• YOUR TASK: Put each line of the entries below into a single numbered list, skipping any blank lines.

• RECORDS FOR THE EXERCISE:
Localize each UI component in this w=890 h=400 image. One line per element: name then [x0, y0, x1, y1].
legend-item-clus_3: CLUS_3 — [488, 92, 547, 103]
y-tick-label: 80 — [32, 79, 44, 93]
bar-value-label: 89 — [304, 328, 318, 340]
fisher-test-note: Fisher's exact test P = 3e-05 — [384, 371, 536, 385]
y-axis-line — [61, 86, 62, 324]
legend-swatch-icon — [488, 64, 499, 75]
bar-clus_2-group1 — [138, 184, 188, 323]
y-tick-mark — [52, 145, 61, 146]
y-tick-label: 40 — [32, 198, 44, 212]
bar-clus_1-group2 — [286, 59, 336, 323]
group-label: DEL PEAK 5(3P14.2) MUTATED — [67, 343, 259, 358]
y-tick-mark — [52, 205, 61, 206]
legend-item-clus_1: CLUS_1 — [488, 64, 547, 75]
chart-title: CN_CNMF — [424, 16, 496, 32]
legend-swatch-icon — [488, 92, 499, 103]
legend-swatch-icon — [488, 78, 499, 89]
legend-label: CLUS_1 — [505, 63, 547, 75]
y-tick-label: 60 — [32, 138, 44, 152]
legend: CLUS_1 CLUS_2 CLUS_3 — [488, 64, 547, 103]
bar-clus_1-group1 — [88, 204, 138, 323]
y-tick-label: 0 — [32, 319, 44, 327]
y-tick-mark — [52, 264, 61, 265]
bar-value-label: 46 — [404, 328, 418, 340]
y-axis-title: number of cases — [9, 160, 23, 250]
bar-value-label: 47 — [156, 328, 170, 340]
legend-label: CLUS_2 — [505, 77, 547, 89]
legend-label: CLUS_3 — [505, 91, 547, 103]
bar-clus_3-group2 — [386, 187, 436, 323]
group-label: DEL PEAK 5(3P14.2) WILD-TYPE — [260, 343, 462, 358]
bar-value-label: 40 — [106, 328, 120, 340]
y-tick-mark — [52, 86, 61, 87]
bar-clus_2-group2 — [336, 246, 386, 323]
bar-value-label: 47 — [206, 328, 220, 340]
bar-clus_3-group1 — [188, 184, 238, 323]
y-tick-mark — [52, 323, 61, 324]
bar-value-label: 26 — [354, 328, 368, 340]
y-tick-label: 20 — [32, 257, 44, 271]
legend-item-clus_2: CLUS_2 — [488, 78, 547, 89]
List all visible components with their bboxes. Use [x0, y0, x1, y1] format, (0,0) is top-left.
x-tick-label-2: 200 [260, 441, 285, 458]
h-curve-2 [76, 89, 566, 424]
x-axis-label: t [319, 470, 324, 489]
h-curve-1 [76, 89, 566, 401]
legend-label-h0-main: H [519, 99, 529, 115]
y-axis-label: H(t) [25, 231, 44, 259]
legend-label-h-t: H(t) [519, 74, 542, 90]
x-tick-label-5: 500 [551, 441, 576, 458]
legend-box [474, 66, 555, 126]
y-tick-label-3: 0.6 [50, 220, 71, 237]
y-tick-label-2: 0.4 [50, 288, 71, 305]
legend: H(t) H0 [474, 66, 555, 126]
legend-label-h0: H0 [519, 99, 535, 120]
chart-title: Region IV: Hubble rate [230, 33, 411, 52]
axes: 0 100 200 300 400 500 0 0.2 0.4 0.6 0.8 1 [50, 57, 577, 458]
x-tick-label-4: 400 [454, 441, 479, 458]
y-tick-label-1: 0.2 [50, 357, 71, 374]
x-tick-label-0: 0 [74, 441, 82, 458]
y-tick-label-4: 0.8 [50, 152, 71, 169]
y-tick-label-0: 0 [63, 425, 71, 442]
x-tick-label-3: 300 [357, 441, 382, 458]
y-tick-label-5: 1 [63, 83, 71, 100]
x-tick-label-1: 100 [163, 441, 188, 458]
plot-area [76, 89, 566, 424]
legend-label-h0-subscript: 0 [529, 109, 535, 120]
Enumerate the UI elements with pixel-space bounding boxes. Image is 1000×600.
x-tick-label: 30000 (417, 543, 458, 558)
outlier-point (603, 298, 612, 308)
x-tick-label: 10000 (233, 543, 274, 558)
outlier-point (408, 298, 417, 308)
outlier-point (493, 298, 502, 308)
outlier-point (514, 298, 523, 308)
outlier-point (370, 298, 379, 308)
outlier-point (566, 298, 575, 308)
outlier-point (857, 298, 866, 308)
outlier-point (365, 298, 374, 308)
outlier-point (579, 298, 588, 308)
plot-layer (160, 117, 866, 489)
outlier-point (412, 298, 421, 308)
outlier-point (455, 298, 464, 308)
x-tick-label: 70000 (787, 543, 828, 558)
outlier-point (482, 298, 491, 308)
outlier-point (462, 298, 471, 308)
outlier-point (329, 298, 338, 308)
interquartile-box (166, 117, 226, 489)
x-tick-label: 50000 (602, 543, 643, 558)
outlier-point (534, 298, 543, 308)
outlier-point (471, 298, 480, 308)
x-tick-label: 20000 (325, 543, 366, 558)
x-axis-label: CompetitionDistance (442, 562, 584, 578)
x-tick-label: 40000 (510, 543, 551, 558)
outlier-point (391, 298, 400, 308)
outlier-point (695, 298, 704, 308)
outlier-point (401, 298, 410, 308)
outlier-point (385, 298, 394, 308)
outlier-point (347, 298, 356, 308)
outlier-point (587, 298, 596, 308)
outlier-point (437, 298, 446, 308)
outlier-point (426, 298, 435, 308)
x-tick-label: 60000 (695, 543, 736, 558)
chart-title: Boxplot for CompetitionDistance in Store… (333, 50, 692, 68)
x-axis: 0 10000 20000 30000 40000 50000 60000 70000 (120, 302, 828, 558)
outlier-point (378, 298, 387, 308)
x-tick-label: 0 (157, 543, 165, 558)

• OUTPUT:
1. Localize each UI component in this w=890 h=400 image. One line per element: name then [x0, y0, x1, y1].
2. legend-item-clus_3: CLUS_3 — [488, 92, 547, 103]
3. y-tick-label: 80 — [32, 79, 44, 93]
4. bar-value-label: 89 — [304, 328, 318, 340]
5. fisher-test-note: Fisher's exact test P = 3e-05 — [384, 371, 536, 385]
6. y-axis-line — [61, 86, 62, 324]
7. legend-swatch-icon — [488, 64, 499, 75]
8. bar-clus_2-group1 — [138, 184, 188, 323]
9. y-tick-mark — [52, 145, 61, 146]
10. y-tick-label: 40 — [32, 198, 44, 212]
11. bar-clus_1-group2 — [286, 59, 336, 323]
12. group-label: DEL PEAK 5(3P14.2) MUTATED — [67, 343, 259, 358]
13. y-tick-mark — [52, 205, 61, 206]
14. legend-item-clus_1: CLUS_1 — [488, 64, 547, 75]
15. chart-title: CN_CNMF — [424, 16, 496, 32]
16. legend-swatch-icon — [488, 92, 499, 103]
17. legend-swatch-icon — [488, 78, 499, 89]
18. legend-label: CLUS_1 — [505, 63, 547, 75]
19. y-tick-label: 60 — [32, 138, 44, 152]
20. legend: CLUS_1 CLUS_2 CLUS_3 — [488, 64, 547, 103]
21. bar-clus_1-group1 — [88, 204, 138, 323]
22. y-tick-label: 0 — [32, 319, 44, 327]
23. y-tick-mark — [52, 264, 61, 265]
24. bar-value-label: 46 — [404, 328, 418, 340]
25. y-axis-title: number of cases — [9, 160, 23, 250]
26. bar-value-label: 47 — [156, 328, 170, 340]
27. legend-label: CLUS_2 — [505, 77, 547, 89]
28. legend-label: CLUS_3 — [505, 91, 547, 103]
29. bar-clus_3-group2 — [386, 187, 436, 323]
30. group-label: DEL PEAK 5(3P14.2) WILD-TYPE — [260, 343, 462, 358]
31. bar-value-label: 40 — [106, 328, 120, 340]
32. y-tick-mark — [52, 86, 61, 87]
33. bar-clus_2-group2 — [336, 246, 386, 323]
34. bar-value-label: 47 — [206, 328, 220, 340]
35. bar-clus_3-group1 — [188, 184, 238, 323]
36. y-tick-mark — [52, 323, 61, 324]
37. bar-value-label: 26 — [354, 328, 368, 340]
38. y-tick-label: 20 — [32, 257, 44, 271]
39. legend-item-clus_2: CLUS_2 — [488, 78, 547, 89]
40. List all visible components with their bboxes. Use [x0, y0, x1, y1] format, (0,0) is top-left.
41. x-tick-label-2: 200 [260, 441, 285, 458]
42. h-curve-2 [76, 89, 566, 424]
43. x-axis-label: t [319, 470, 324, 489]
44. h-curve-1 [76, 89, 566, 401]
45. legend-label-h0-main: H [519, 99, 529, 115]
46. y-axis-label: H(t) [25, 231, 44, 259]
47. legend-label-h-t: H(t) [519, 74, 542, 90]
48. x-tick-label-5: 500 [551, 441, 576, 458]
49. legend-box [474, 66, 555, 126]
50. y-tick-label-3: 0.6 [50, 220, 71, 237]
51. y-tick-label-2: 0.4 [50, 288, 71, 305]
52. legend: H(t) H0 [474, 66, 555, 126]
53. legend-label-h0: H0 [519, 99, 535, 120]
54. chart-title: Region IV: Hubble rate [230, 33, 411, 52]
55. axes: 0 100 200 300 400 500 0 0.2 0.4 0.6 0.8 1 [50, 57, 577, 458]
56. x-tick-label-4: 400 [454, 441, 479, 458]
57. y-tick-label-1: 0.2 [50, 357, 71, 374]
58. x-tick-label-0: 0 [74, 441, 82, 458]
59. y-tick-label-4: 0.8 [50, 152, 71, 169]
60. y-tick-label-0: 0 [63, 425, 71, 442]
61. x-tick-label-3: 300 [357, 441, 382, 458]
62. y-tick-label-5: 1 [63, 83, 71, 100]
63. x-tick-label-1: 100 [163, 441, 188, 458]
64. plot-area [76, 89, 566, 424]
65. legend-label-h0-subscript: 0 [529, 109, 535, 120]
66. Enumerate the UI elements with pixel-space bounding boxes. Image is 1000×600.
67. x-tick-label: 30000 (417, 543, 458, 558)
68. outlier-point (603, 298, 612, 308)
69. x-tick-label: 10000 (233, 543, 274, 558)
70. outlier-point (408, 298, 417, 308)
71. outlier-point (493, 298, 502, 308)
72. outlier-point (514, 298, 523, 308)
73. outlier-point (370, 298, 379, 308)
74. outlier-point (566, 298, 575, 308)
75. outlier-point (857, 298, 866, 308)
76. outlier-point (365, 298, 374, 308)
77. outlier-point (579, 298, 588, 308)
78. plot-layer (160, 117, 866, 489)
79. outlier-point (412, 298, 421, 308)
80. outlier-point (455, 298, 464, 308)
81. x-tick-label: 70000 (787, 543, 828, 558)
82. outlier-point (482, 298, 491, 308)
83. outlier-point (462, 298, 471, 308)
84. outlier-point (329, 298, 338, 308)
85. interquartile-box (166, 117, 226, 489)
86. x-tick-label: 50000 (602, 543, 643, 558)
87. outlier-point (534, 298, 543, 308)
88. outlier-point (471, 298, 480, 308)
89. x-tick-label: 20000 (325, 543, 366, 558)
90. x-axis-label: CompetitionDistance (442, 562, 584, 578)
91. x-tick-label: 40000 (510, 543, 551, 558)
92. outlier-point (391, 298, 400, 308)
93. outlier-point (695, 298, 704, 308)
94. outlier-point (401, 298, 410, 308)
95. outlier-point (385, 298, 394, 308)
96. outlier-point (347, 298, 356, 308)
97. outlier-point (587, 298, 596, 308)
98. outlier-point (437, 298, 446, 308)
99. outlier-point (426, 298, 435, 308)
100. x-tick-label: 60000 (695, 543, 736, 558)
101. chart-title: Boxplot for CompetitionDistance in Store… (333, 50, 692, 68)
102. x-axis: 0 10000 20000 30000 40000 50000 60000 70000 (120, 302, 828, 558)
103. outlier-point (378, 298, 387, 308)
104. x-tick-label: 0 (157, 543, 165, 558)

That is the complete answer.